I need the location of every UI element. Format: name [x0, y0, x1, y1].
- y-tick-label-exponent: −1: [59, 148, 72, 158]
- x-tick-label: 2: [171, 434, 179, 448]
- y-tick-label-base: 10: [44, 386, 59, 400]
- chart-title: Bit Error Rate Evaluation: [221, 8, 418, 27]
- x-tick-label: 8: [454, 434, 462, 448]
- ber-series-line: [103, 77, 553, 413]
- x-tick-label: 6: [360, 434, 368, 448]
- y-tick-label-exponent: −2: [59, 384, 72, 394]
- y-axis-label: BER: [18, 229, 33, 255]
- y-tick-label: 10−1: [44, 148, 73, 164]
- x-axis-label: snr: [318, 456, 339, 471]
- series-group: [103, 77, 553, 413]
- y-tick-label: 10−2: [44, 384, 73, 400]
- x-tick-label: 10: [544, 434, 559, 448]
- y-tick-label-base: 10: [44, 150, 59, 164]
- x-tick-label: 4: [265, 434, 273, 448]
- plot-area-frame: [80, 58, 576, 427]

------------------------------------------------------------------------

» **Exercise**
Lay out the lines above as a Markdown table with two columns, Row and Line, leaving out blank lines.

» **Exercise output**
| Row | Line |
|---|---|
| 1 | I need the location of every UI element. Format: name [x0, y0, x1, y1]. |
| 2 | - y-tick-label-exponent: −1: [59, 148, 72, 158] |
| 3 | - x-tick-label: 2: [171, 434, 179, 448] |
| 4 | - y-tick-label-base: 10: [44, 386, 59, 400] |
| 5 | - chart-title: Bit Error Rate Evaluation: [221, 8, 418, 27] |
| 6 | - x-tick-label: 8: [454, 434, 462, 448] |
| 7 | - ber-series-line: [103, 77, 553, 413] |
| 8 | - x-tick-label: 6: [360, 434, 368, 448] |
| 9 | - y-tick-label-exponent: −2: [59, 384, 72, 394] |
| 10 | - y-axis-label: BER: [18, 229, 33, 255] |
| 11 | - y-tick-label: 10−1: [44, 148, 73, 164] |
| 12 | - x-axis-label: snr: [318, 456, 339, 471] |
| 13 | - series-group: [103, 77, 553, 413] |
| 14 | - y-tick-label: 10−2: [44, 384, 73, 400] |
| 15 | - x-tick-label: 10: [544, 434, 559, 448] |
| 16 | - y-tick-label-base: 10: [44, 150, 59, 164] |
| 17 | - x-tick-label: 4: [265, 434, 273, 448] |
| 18 | - plot-area-frame: [80, 58, 576, 427] |